[Extracted records]

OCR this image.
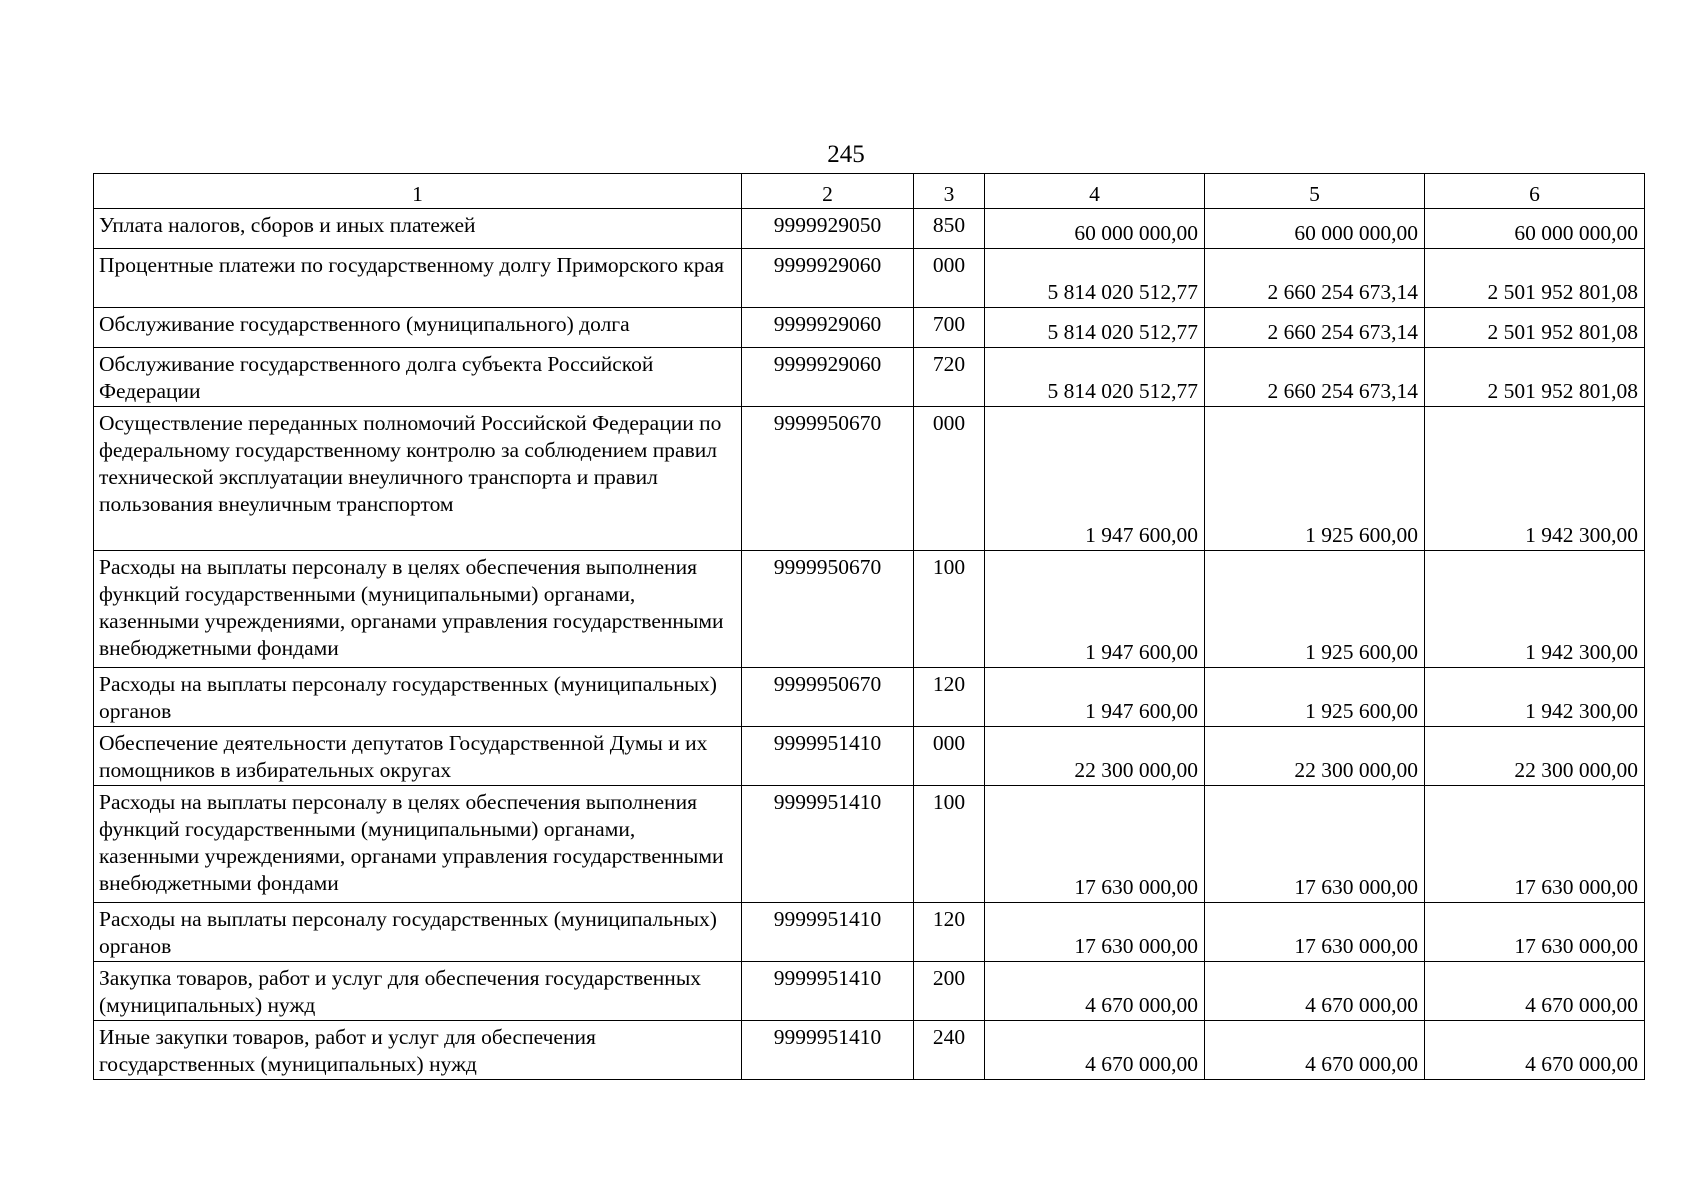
245
1	2	3	4	5	6
Уплата налогов, сборов и иных платежей	9999929050	850	60 000 000,00	60 000 000,00	60 000 000,00
Процентные платежи по государственному долгу Приморского края	9999929060	000	5 814 020 512,77	2 660 254 673,14	2 501 952 801,08
Обслуживание государственного (муниципального) долга	9999929060	700	5 814 020 512,77	2 660 254 673,14	2 501 952 801,08
Обслуживание государственного долга субъекта Российской Федерации	9999929060	720	5 814 020 512,77	2 660 254 673,14	2 501 952 801,08
Осуществление переданных полномочий Российской Федерации по федеральному государственному контролю за соблюдением правил технической эксплуатации внеуличного транспорта и правил пользования внеуличным транспортом	9999950670	000	1 947 600,00	1 925 600,00	1 942 300,00
Расходы на выплаты персоналу в целях обеспечения выполнения функций государственными (муниципальными) органами, казенными учреждениями, органами управления государственными внебюджетными фондами	9999950670	100	1 947 600,00	1 925 600,00	1 942 300,00
Расходы на выплаты персоналу государственных (муниципальных) органов	9999950670	120	1 947 600,00	1 925 600,00	1 942 300,00
Обеспечение деятельности депутатов Государственной Думы и их помощников в избирательных округах	9999951410	000	22 300 000,00	22 300 000,00	22 300 000,00
Расходы на выплаты персоналу в целях обеспечения выполнения функций государственными (муниципальными) органами, казенными учреждениями, органами управления государственными внебюджетными фондами	9999951410	100	17 630 000,00	17 630 000,00	17 630 000,00
Расходы на выплаты персоналу государственных (муниципальных) органов	9999951410	120	17 630 000,00	17 630 000,00	17 630 000,00
Закупка товаров, работ и услуг для обеспечения государственных (муниципальных) нужд	9999951410	200	4 670 000,00	4 670 000,00	4 670 000,00
Иные закупки товаров, работ и услуг для обеспечения государственных (муниципальных) нужд	9999951410	240	4 670 000,00	4 670 000,00	4 670 000,00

▶ [EXERCISE INSTRUCTIONS]
Set down the records in full and exactly. Do not carry over any image.

▶ [EXERCISE RESPONSE]
OCR this image.
245
1	2	3	4	5	6
Уплата налогов, сборов и иных платежей	9999929050	850	60 000 000,00	60 000 000,00	60 000 000,00
Процентные платежи по государственному долгу Приморского края	9999929060	000	5 814 020 512,77	2 660 254 673,14	2 501 952 801,08
Обслуживание государственного (муниципального) долга	9999929060	700	5 814 020 512,77	2 660 254 673,14	2 501 952 801,08
Обслуживание государственного долга субъекта Российской Федерации	9999929060	720	5 814 020 512,77	2 660 254 673,14	2 501 952 801,08
Осуществление переданных полномочий Российской Федерации по федеральному государственному контролю за соблюдением правил технической эксплуатации внеуличного транспорта и правил пользования внеуличным транспортом	9999950670	000	1 947 600,00	1 925 600,00	1 942 300,00
Расходы на выплаты персоналу в целях обеспечения выполнения функций государственными (муниципальными) органами, казенными учреждениями, органами управления государственными внебюджетными фондами	9999950670	100	1 947 600,00	1 925 600,00	1 942 300,00
Расходы на выплаты персоналу государственных (муниципальных) органов	9999950670	120	1 947 600,00	1 925 600,00	1 942 300,00
Обеспечение деятельности депутатов Государственной Думы и их помощников в избирательных округах	9999951410	000	22 300 000,00	22 300 000,00	22 300 000,00
Расходы на выплаты персоналу в целях обеспечения выполнения функций государственными (муниципальными) органами, казенными учреждениями, органами управления государственными внебюджетными фондами	9999951410	100	17 630 000,00	17 630 000,00	17 630 000,00
Расходы на выплаты персоналу государственных (муниципальных) органов	9999951410	120	17 630 000,00	17 630 000,00	17 630 000,00
Закупка товаров, работ и услуг для обеспечения государственных (муниципальных) нужд	9999951410	200	4 670 000,00	4 670 000,00	4 670 000,00
Иные закупки товаров, работ и услуг для обеспечения государственных (муниципальных) нужд	9999951410	240	4 670 000,00	4 670 000,00	4 670 000,00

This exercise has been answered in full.